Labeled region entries

[Start]

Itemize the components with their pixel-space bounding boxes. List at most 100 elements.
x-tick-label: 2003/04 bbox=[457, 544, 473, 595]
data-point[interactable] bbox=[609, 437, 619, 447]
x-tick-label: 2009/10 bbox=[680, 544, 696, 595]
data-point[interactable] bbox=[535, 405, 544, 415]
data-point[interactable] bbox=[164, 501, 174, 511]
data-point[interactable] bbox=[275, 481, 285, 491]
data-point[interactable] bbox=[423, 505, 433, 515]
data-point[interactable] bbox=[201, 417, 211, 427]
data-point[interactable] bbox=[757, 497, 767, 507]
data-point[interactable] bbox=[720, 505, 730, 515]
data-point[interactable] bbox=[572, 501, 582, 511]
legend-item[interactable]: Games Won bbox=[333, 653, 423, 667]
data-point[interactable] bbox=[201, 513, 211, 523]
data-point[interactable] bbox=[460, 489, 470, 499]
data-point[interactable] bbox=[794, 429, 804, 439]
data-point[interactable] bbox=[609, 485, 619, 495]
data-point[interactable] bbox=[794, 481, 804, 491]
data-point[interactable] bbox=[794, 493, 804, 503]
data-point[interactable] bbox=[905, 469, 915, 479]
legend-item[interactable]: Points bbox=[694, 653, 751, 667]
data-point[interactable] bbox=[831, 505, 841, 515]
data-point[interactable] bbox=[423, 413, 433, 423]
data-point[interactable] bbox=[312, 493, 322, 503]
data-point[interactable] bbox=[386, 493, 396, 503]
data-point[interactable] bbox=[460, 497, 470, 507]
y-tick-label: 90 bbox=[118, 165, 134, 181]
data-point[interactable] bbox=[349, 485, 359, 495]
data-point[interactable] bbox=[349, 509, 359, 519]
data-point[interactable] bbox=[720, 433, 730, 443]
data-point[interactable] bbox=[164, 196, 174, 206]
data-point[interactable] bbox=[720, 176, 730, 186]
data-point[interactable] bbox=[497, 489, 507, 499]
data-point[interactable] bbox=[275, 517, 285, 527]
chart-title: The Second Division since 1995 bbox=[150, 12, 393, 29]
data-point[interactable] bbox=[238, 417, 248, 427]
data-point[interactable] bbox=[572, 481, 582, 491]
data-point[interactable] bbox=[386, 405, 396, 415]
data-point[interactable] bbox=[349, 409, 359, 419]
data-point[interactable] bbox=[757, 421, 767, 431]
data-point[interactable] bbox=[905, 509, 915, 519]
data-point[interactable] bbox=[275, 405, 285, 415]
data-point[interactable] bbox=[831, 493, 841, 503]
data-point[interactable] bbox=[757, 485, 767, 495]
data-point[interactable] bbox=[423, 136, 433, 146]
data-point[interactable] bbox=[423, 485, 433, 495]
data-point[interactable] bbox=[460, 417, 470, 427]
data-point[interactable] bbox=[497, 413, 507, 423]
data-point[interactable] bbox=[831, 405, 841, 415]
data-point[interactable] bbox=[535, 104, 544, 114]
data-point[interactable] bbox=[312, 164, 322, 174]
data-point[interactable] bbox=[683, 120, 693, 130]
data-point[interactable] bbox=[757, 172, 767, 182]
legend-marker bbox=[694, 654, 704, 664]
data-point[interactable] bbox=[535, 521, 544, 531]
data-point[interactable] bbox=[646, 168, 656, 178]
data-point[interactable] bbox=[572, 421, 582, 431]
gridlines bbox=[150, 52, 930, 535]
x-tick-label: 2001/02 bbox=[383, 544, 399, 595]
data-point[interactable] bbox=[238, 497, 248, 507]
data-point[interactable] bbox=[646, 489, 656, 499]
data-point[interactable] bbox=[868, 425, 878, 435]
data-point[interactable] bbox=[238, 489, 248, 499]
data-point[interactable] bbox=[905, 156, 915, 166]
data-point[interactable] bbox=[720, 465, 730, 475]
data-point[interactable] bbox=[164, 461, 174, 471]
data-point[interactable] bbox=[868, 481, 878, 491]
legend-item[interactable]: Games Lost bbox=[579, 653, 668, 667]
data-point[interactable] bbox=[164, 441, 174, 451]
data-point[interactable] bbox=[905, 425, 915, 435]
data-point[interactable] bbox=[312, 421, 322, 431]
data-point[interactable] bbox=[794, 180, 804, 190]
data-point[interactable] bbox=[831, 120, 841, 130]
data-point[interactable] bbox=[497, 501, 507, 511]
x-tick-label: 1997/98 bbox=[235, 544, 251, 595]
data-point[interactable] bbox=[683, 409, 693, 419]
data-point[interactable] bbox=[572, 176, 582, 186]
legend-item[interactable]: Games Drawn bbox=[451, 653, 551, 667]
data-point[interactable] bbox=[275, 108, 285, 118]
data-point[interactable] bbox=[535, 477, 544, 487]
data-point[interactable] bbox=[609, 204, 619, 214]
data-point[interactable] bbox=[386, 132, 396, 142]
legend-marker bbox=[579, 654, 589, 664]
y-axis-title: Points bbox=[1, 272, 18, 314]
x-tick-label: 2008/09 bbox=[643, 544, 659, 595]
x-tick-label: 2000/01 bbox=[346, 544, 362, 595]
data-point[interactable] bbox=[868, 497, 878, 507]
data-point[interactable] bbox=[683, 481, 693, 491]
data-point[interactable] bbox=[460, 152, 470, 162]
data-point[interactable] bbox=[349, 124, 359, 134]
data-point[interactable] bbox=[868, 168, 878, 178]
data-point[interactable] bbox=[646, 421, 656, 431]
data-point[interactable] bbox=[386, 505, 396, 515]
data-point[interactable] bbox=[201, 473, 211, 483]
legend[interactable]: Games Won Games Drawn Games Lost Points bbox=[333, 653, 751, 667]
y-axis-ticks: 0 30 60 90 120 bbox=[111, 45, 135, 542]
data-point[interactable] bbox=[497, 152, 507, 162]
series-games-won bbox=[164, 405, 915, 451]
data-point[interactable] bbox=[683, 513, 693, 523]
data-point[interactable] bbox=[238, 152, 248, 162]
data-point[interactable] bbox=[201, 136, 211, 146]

[End]

■ What to do
Please repeat the listing above line for line, changing nothing.

■ Response below
Itemize the components with their pixel-space bounding boxes. List at most 100 elements.
x-tick-label: 2003/04 bbox=[457, 544, 473, 595]
data-point[interactable] bbox=[609, 437, 619, 447]
x-tick-label: 2009/10 bbox=[680, 544, 696, 595]
data-point[interactable] bbox=[535, 405, 544, 415]
data-point[interactable] bbox=[164, 501, 174, 511]
data-point[interactable] bbox=[275, 481, 285, 491]
data-point[interactable] bbox=[423, 505, 433, 515]
data-point[interactable] bbox=[201, 417, 211, 427]
data-point[interactable] bbox=[757, 497, 767, 507]
data-point[interactable] bbox=[720, 505, 730, 515]
data-point[interactable] bbox=[572, 501, 582, 511]
legend-item[interactable]: Games Won bbox=[333, 653, 423, 667]
data-point[interactable] bbox=[201, 513, 211, 523]
data-point[interactable] bbox=[460, 489, 470, 499]
data-point[interactable] bbox=[794, 429, 804, 439]
data-point[interactable] bbox=[609, 485, 619, 495]
data-point[interactable] bbox=[794, 481, 804, 491]
data-point[interactable] bbox=[794, 493, 804, 503]
data-point[interactable] bbox=[905, 469, 915, 479]
legend-item[interactable]: Points bbox=[694, 653, 751, 667]
data-point[interactable] bbox=[831, 505, 841, 515]
data-point[interactable] bbox=[423, 413, 433, 423]
data-point[interactable] bbox=[312, 493, 322, 503]
data-point[interactable] bbox=[386, 493, 396, 503]
data-point[interactable] bbox=[460, 497, 470, 507]
y-tick-label: 90 bbox=[118, 165, 134, 181]
data-point[interactable] bbox=[349, 485, 359, 495]
data-point[interactable] bbox=[349, 509, 359, 519]
data-point[interactable] bbox=[720, 433, 730, 443]
data-point[interactable] bbox=[164, 196, 174, 206]
data-point[interactable] bbox=[720, 176, 730, 186]
data-point[interactable] bbox=[497, 489, 507, 499]
data-point[interactable] bbox=[275, 517, 285, 527]
chart-title: The Second Division since 1995 bbox=[150, 12, 393, 29]
data-point[interactable] bbox=[238, 417, 248, 427]
data-point[interactable] bbox=[572, 481, 582, 491]
data-point[interactable] bbox=[386, 405, 396, 415]
data-point[interactable] bbox=[349, 409, 359, 419]
data-point[interactable] bbox=[757, 421, 767, 431]
data-point[interactable] bbox=[905, 509, 915, 519]
data-point[interactable] bbox=[275, 405, 285, 415]
data-point[interactable] bbox=[831, 493, 841, 503]
data-point[interactable] bbox=[757, 485, 767, 495]
data-point[interactable] bbox=[423, 136, 433, 146]
data-point[interactable] bbox=[423, 485, 433, 495]
data-point[interactable] bbox=[460, 417, 470, 427]
data-point[interactable] bbox=[497, 413, 507, 423]
data-point[interactable] bbox=[831, 405, 841, 415]
data-point[interactable] bbox=[535, 104, 544, 114]
data-point[interactable] bbox=[312, 164, 322, 174]
data-point[interactable] bbox=[683, 120, 693, 130]
data-point[interactable] bbox=[757, 172, 767, 182]
legend-marker bbox=[694, 654, 704, 664]
data-point[interactable] bbox=[535, 521, 544, 531]
data-point[interactable] bbox=[646, 168, 656, 178]
data-point[interactable] bbox=[572, 421, 582, 431]
gridlines bbox=[150, 52, 930, 535]
x-tick-label: 2001/02 bbox=[383, 544, 399, 595]
data-point[interactable] bbox=[238, 497, 248, 507]
data-point[interactable] bbox=[646, 489, 656, 499]
data-point[interactable] bbox=[868, 425, 878, 435]
data-point[interactable] bbox=[238, 489, 248, 499]
data-point[interactable] bbox=[905, 156, 915, 166]
data-point[interactable] bbox=[720, 465, 730, 475]
data-point[interactable] bbox=[164, 461, 174, 471]
data-point[interactable] bbox=[868, 481, 878, 491]
legend-item[interactable]: Games Lost bbox=[579, 653, 668, 667]
data-point[interactable] bbox=[164, 441, 174, 451]
data-point[interactable] bbox=[905, 425, 915, 435]
data-point[interactable] bbox=[312, 421, 322, 431]
data-point[interactable] bbox=[794, 180, 804, 190]
data-point[interactable] bbox=[831, 120, 841, 130]
data-point[interactable] bbox=[497, 501, 507, 511]
x-tick-label: 1997/98 bbox=[235, 544, 251, 595]
data-point[interactable] bbox=[683, 409, 693, 419]
data-point[interactable] bbox=[572, 176, 582, 186]
legend-item[interactable]: Games Drawn bbox=[451, 653, 551, 667]
data-point[interactable] bbox=[275, 108, 285, 118]
data-point[interactable] bbox=[535, 477, 544, 487]
data-point[interactable] bbox=[609, 204, 619, 214]
data-point[interactable] bbox=[386, 132, 396, 142]
legend-marker bbox=[579, 654, 589, 664]
y-axis-title: Points bbox=[1, 272, 18, 314]
x-tick-label: 2008/09 bbox=[643, 544, 659, 595]
x-tick-label: 2000/01 bbox=[346, 544, 362, 595]
data-point[interactable] bbox=[868, 497, 878, 507]
data-point[interactable] bbox=[683, 481, 693, 491]
data-point[interactable] bbox=[460, 152, 470, 162]
data-point[interactable] bbox=[349, 124, 359, 134]
data-point[interactable] bbox=[868, 168, 878, 178]
data-point[interactable] bbox=[646, 421, 656, 431]
data-point[interactable] bbox=[386, 505, 396, 515]
data-point[interactable] bbox=[201, 473, 211, 483]
legend[interactable]: Games Won Games Drawn Games Lost Points bbox=[333, 653, 751, 667]
y-axis-ticks: 0 30 60 90 120 bbox=[111, 45, 135, 542]
data-point[interactable] bbox=[497, 152, 507, 162]
series-games-won bbox=[164, 405, 915, 451]
data-point[interactable] bbox=[683, 513, 693, 523]
data-point[interactable] bbox=[238, 152, 248, 162]
data-point[interactable] bbox=[201, 136, 211, 146]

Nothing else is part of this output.